• _RECORDS FOR THE EXERCISE_:
────────────────
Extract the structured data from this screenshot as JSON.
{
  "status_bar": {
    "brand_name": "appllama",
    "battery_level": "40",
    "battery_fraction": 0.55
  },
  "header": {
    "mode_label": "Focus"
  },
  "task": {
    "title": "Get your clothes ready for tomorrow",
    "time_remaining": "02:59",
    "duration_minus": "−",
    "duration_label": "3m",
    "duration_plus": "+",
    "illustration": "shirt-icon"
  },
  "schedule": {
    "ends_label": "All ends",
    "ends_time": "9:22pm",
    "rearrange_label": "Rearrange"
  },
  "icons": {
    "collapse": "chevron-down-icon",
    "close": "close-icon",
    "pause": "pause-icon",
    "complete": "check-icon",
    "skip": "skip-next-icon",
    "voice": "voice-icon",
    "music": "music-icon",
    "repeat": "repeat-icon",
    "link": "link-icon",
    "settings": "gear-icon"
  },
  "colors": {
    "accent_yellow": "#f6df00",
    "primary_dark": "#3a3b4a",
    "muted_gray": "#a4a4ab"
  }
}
────────────────
• _AIM OF THE EXERCISE_: Your task is to repeat each line of the material exactly.

• _SOLVED EXERCISE_:
Extract the structured data from this screenshot as JSON.
{
  "status_bar": {
    "brand_name": "appllama",
    "battery_level": "40",
    "battery_fraction": 0.55
  },
  "header": {
    "mode_label": "Focus"
  },
  "task": {
    "title": "Get your clothes ready for tomorrow",
    "time_remaining": "02:59",
    "duration_minus": "−",
    "duration_label": "3m",
    "duration_plus": "+",
    "illustration": "shirt-icon"
  },
  "schedule": {
    "ends_label": "All ends",
    "ends_time": "9:22pm",
    "rearrange_label": "Rearrange"
  },
  "icons": {
    "collapse": "chevron-down-icon",
    "close": "close-icon",
    "pause": "pause-icon",
    "complete": "check-icon",
    "skip": "skip-next-icon",
    "voice": "voice-icon",
    "music": "music-icon",
    "repeat": "repeat-icon",
    "link": "link-icon",
    "settings": "gear-icon"
  },
  "colors": {
    "accent_yellow": "#f6df00",
    "primary_dark": "#3a3b4a",
    "muted_gray": "#a4a4ab"
  }
}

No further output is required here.